━━━━━ Working data

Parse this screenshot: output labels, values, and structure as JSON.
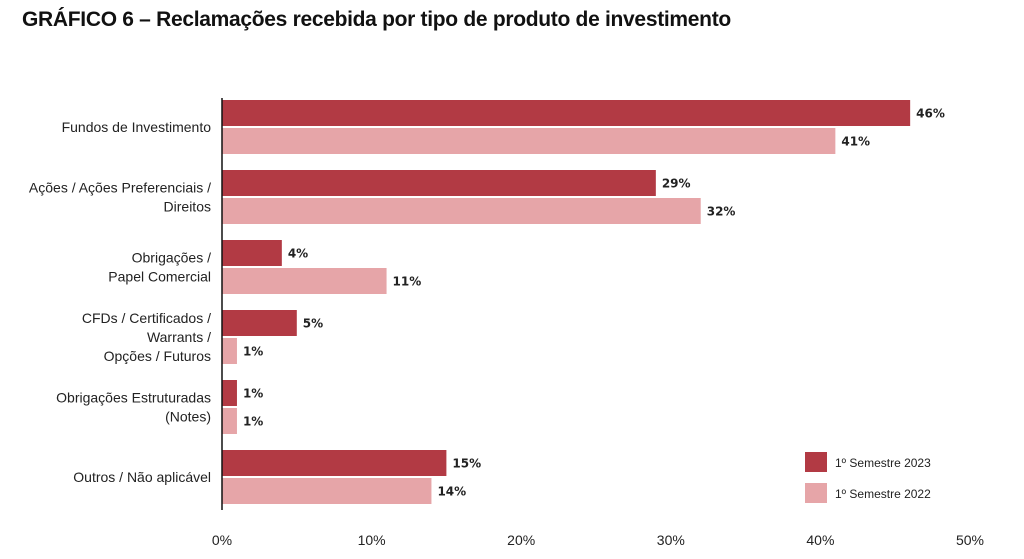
{
  "title": "GRÁFICO 6 – Reclamações recebida por tipo de produto de investimento",
  "chart_data": {
    "type": "bar",
    "orientation": "horizontal",
    "title": "GRÁFICO 6 – Reclamações recebida por tipo de produto de investimento",
    "categories": [
      [
        "Fundos de Investimento"
      ],
      [
        "Ações / Ações Preferenciais /",
        "Direitos"
      ],
      [
        "Obrigações /",
        "Papel Comercial"
      ],
      [
        "CFDs / Certificados /",
        "Warrants /",
        "Opções / Futuros"
      ],
      [
        "Obrigações Estruturadas",
        "(Notes)"
      ],
      [
        "Outros / Não aplicável"
      ]
    ],
    "series": [
      {
        "name": "1º Semestre 2023",
        "color": "#b23a44",
        "values": [
          46,
          29,
          4,
          5,
          1,
          15
        ],
        "labels": [
          "46%",
          "29%",
          "4%",
          "5%",
          "1%",
          "15%"
        ]
      },
      {
        "name": "1º Semestre 2022",
        "color": "#e6a5a8",
        "values": [
          41,
          32,
          11,
          1,
          1,
          14
        ],
        "labels": [
          "41%",
          "32%",
          "11%",
          "1%",
          "1%",
          "14%"
        ]
      }
    ],
    "xlim": [
      0,
      50
    ],
    "xticks": [
      "0%",
      "10%",
      "20%",
      "30%",
      "40%",
      "50%"
    ],
    "grid": false,
    "legend_position": "bottom-right"
  }
}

━━━━━━━━━━

Exercise instructions ▸ Every record must be copied exactly, with images dropped from the result.

Written response ▸
Parse this screenshot: output labels, values, and structure as JSON.
{
  "title": "GRÁFICO 6 – Reclamações recebida por tipo de produto de investimento",
  "chart_data": {
    "type": "bar",
    "orientation": "horizontal",
    "title": "GRÁFICO 6 – Reclamações recebida por tipo de produto de investimento",
    "categories": [
      [
        "Fundos de Investimento"
      ],
      [
        "Ações / Ações Preferenciais /",
        "Direitos"
      ],
      [
        "Obrigações /",
        "Papel Comercial"
      ],
      [
        "CFDs / Certificados /",
        "Warrants /",
        "Opções / Futuros"
      ],
      [
        "Obrigações Estruturadas",
        "(Notes)"
      ],
      [
        "Outros / Não aplicável"
      ]
    ],
    "series": [
      {
        "name": "1º Semestre 2023",
        "color": "#b23a44",
        "values": [
          46,
          29,
          4,
          5,
          1,
          15
        ],
        "labels": [
          "46%",
          "29%",
          "4%",
          "5%",
          "1%",
          "15%"
        ]
      },
      {
        "name": "1º Semestre 2022",
        "color": "#e6a5a8",
        "values": [
          41,
          32,
          11,
          1,
          1,
          14
        ],
        "labels": [
          "41%",
          "32%",
          "11%",
          "1%",
          "1%",
          "14%"
        ]
      }
    ],
    "xlim": [
      0,
      50
    ],
    "xticks": [
      "0%",
      "10%",
      "20%",
      "30%",
      "40%",
      "50%"
    ],
    "grid": false,
    "legend_position": "bottom-right"
  }
}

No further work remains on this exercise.